▸ **Prompt**:
Isolate every line in the data with the string "laagste" and copy it.

▸ **Provided records**:
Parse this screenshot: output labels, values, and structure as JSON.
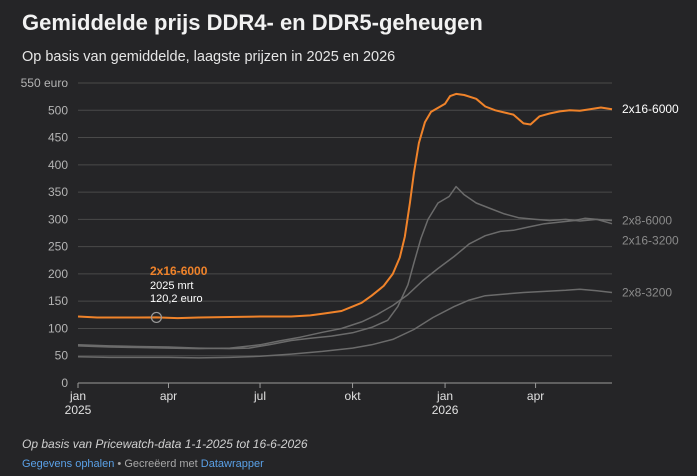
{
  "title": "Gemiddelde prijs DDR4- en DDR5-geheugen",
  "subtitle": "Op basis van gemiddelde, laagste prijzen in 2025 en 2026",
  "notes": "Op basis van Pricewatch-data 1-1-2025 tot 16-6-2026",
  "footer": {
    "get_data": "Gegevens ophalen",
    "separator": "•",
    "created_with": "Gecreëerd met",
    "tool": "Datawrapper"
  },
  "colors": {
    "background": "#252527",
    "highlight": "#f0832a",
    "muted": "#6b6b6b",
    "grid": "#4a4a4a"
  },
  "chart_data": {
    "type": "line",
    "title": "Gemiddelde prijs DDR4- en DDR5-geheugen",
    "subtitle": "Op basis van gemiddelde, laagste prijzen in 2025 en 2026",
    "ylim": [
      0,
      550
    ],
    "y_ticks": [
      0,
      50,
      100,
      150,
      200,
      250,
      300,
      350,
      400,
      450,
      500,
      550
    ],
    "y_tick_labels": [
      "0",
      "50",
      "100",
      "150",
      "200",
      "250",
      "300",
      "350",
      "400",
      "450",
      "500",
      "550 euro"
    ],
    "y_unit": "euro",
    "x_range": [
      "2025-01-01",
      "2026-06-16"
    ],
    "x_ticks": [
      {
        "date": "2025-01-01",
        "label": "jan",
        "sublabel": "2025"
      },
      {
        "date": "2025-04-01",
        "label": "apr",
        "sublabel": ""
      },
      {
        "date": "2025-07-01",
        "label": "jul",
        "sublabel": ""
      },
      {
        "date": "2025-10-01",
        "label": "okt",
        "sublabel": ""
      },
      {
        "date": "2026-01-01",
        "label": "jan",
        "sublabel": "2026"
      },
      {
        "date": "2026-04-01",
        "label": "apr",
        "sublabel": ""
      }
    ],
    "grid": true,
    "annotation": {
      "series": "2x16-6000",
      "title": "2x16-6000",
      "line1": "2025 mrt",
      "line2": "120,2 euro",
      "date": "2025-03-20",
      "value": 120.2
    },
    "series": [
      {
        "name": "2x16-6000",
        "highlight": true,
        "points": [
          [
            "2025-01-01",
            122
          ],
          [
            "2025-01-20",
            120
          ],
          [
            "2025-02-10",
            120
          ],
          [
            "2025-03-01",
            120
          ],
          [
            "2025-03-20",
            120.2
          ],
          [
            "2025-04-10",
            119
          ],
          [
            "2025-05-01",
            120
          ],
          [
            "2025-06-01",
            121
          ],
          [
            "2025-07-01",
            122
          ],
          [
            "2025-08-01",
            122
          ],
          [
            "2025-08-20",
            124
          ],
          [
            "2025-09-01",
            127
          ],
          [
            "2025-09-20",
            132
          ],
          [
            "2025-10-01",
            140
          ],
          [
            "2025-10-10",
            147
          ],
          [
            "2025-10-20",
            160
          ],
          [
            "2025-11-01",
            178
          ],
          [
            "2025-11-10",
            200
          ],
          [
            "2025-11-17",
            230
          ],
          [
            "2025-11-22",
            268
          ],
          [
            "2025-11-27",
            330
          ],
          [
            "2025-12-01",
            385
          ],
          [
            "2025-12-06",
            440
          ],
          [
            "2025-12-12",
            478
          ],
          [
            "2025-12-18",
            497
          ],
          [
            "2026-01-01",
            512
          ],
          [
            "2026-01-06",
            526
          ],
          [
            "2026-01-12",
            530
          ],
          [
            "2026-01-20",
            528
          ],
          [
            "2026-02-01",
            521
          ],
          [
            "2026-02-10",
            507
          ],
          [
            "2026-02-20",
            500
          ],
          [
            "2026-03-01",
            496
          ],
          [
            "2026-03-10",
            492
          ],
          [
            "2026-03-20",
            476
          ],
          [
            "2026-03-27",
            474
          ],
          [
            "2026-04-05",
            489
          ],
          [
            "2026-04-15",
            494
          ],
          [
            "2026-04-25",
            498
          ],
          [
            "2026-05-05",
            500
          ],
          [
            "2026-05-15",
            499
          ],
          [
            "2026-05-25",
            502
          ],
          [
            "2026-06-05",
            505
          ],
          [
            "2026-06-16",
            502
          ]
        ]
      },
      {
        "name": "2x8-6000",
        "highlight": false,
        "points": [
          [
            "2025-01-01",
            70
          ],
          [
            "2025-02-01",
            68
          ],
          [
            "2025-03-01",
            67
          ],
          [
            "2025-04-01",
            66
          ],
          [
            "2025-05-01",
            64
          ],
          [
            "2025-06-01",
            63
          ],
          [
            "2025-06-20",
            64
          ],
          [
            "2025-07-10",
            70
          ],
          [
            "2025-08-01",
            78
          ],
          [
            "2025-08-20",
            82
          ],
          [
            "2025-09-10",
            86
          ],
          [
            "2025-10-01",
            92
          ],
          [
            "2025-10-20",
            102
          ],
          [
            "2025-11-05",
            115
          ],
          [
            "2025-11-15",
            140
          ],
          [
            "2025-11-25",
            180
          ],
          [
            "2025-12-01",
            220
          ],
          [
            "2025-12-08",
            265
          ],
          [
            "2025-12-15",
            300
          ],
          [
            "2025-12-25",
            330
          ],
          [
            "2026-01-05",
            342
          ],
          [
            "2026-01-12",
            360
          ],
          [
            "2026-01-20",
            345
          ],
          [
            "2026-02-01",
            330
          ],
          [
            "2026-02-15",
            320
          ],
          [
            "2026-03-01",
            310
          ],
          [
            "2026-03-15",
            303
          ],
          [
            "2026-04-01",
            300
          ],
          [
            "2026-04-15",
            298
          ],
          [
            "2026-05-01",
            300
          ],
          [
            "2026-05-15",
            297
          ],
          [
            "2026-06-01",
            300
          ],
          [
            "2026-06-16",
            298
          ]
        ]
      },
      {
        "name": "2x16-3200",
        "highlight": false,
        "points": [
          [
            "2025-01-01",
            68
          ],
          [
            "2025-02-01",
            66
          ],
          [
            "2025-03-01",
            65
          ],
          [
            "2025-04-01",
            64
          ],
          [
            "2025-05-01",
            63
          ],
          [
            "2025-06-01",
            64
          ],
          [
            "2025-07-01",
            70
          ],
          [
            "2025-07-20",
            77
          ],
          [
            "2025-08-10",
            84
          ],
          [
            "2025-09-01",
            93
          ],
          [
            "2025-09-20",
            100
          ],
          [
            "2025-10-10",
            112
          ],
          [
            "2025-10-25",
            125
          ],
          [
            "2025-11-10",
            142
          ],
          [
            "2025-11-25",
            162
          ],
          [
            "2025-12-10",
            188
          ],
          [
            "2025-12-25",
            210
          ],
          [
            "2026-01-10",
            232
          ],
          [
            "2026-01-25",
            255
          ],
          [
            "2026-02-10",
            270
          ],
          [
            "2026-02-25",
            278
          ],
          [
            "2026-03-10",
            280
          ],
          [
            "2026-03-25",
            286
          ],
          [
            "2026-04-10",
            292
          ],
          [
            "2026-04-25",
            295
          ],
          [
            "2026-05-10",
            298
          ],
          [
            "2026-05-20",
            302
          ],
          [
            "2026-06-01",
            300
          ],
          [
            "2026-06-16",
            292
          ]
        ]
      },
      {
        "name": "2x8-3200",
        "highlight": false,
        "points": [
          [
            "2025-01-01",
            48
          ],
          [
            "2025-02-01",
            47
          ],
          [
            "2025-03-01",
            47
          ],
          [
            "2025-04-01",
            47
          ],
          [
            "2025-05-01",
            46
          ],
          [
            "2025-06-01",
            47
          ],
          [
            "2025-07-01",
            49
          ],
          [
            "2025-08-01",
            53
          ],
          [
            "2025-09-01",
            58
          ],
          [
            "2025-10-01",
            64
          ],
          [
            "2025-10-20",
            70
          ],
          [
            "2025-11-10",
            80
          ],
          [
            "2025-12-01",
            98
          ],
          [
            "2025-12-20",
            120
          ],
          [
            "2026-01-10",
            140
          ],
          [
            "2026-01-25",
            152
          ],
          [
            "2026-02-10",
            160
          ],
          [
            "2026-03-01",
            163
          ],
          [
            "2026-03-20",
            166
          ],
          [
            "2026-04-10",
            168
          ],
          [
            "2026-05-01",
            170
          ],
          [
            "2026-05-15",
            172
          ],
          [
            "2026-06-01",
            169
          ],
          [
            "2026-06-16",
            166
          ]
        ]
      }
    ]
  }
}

▸ **Response to the exercise**:
  "subtitle": "Op basis van gemiddelde, laagste prijzen in 2025 en 2026",
    "subtitle": "Op basis van gemiddelde, laagste prijzen in 2025 en 2026",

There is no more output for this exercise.